-- Begin --
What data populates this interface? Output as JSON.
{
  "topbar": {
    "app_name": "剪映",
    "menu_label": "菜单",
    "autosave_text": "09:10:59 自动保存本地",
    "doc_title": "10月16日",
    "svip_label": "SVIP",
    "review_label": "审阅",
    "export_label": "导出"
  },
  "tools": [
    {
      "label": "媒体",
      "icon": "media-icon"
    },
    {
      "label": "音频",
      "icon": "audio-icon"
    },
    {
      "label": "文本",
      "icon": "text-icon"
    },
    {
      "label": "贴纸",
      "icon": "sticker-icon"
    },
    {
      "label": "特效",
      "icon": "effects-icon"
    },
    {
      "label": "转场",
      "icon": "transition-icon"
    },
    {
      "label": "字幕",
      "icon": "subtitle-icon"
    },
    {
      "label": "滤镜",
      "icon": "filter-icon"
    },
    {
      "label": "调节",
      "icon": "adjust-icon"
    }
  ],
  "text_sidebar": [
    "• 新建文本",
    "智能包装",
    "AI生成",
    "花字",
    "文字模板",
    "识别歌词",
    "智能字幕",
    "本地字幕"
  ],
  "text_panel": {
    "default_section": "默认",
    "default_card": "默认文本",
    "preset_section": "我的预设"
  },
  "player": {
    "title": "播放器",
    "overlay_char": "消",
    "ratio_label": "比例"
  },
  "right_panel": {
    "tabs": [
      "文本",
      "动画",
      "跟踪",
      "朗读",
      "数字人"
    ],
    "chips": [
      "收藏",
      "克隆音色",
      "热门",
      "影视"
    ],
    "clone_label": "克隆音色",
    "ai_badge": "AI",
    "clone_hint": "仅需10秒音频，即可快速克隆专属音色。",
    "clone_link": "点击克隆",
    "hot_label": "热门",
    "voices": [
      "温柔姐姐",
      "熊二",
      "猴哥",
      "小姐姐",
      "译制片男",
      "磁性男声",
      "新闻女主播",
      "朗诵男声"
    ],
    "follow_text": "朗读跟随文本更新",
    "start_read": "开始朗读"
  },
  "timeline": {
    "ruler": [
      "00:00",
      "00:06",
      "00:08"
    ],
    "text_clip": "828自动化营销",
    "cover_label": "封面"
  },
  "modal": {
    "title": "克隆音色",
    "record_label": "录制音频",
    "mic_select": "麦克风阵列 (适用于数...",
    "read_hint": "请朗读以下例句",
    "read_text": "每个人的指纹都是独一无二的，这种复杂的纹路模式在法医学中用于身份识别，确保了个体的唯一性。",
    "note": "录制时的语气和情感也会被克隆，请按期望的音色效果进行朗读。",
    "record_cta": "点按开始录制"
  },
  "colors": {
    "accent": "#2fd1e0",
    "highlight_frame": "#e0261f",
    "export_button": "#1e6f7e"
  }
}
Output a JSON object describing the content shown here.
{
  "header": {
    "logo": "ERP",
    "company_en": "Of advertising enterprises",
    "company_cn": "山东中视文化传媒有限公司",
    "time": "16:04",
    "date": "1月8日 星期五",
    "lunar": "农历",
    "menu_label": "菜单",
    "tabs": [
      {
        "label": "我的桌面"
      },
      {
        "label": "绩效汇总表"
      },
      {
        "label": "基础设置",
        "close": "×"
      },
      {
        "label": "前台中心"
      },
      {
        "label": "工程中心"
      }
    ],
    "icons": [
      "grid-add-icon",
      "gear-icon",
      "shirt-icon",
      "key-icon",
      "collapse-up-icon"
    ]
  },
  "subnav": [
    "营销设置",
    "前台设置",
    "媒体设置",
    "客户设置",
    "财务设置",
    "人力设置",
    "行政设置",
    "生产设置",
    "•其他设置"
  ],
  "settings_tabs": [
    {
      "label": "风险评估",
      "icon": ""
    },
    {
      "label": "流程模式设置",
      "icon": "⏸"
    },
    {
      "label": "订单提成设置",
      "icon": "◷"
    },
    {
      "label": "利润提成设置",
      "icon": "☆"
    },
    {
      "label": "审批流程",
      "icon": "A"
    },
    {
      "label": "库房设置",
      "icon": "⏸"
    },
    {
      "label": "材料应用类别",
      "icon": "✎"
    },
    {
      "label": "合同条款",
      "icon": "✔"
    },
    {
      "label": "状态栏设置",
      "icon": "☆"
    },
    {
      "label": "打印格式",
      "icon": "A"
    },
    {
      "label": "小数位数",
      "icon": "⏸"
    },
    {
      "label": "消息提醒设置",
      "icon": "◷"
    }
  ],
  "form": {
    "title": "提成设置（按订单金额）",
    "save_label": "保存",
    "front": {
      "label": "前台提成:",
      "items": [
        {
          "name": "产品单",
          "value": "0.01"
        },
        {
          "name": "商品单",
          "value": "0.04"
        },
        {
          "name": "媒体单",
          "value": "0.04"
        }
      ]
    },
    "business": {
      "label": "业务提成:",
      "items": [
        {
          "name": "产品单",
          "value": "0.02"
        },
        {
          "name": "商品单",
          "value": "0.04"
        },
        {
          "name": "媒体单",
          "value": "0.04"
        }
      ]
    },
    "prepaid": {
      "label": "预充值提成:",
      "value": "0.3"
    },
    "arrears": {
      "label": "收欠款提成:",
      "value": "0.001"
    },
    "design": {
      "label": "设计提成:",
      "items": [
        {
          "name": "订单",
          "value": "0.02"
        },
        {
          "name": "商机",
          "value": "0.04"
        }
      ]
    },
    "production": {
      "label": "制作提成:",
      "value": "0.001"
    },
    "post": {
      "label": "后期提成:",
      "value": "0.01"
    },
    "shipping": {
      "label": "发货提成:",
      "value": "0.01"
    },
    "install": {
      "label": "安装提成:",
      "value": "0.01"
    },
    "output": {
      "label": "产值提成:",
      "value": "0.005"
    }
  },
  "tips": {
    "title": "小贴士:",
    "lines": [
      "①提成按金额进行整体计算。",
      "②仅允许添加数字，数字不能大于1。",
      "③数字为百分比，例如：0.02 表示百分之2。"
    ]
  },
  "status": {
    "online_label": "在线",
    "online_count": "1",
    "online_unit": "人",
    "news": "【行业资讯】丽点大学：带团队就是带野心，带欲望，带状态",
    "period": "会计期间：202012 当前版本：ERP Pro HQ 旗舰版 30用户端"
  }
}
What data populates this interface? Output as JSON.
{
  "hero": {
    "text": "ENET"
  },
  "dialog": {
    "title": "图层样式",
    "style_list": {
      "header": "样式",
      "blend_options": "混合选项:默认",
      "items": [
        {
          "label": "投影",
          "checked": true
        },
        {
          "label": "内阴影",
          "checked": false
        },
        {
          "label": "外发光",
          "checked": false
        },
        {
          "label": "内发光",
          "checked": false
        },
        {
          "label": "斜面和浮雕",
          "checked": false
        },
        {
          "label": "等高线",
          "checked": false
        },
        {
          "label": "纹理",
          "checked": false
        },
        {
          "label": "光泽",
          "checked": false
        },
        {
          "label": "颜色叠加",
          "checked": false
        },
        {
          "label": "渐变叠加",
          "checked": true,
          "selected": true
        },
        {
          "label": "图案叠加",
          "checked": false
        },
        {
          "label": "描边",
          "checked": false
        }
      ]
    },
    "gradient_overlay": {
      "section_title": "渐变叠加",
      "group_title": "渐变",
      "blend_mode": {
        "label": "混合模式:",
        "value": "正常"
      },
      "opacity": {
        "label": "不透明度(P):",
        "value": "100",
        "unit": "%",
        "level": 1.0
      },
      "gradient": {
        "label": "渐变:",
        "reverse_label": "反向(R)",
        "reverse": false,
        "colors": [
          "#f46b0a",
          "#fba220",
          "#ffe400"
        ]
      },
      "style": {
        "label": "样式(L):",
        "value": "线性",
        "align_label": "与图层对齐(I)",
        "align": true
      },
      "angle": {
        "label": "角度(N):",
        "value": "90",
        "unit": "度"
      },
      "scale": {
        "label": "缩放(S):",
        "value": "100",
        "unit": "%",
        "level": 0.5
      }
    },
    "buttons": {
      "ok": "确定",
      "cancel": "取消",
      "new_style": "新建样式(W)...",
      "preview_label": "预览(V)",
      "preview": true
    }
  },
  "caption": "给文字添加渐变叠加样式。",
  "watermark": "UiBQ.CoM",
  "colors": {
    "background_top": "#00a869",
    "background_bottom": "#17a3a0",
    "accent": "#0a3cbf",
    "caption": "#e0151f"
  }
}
-- End --
**Work to complete**
From the listing, tally every line with the word "caption" in it and give only the tally.

**Exercise result**
2